## To do
Give the count of lines in the data that include "inequalities", with no other words.

[Saved data entries]
────────────────

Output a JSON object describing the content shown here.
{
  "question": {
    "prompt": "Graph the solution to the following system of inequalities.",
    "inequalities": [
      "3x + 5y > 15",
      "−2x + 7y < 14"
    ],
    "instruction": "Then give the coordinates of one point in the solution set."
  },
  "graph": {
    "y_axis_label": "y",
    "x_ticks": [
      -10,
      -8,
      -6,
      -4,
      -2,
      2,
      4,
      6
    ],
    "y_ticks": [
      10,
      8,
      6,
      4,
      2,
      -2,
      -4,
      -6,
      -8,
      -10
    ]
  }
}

────────────────

## Result for this exercise
2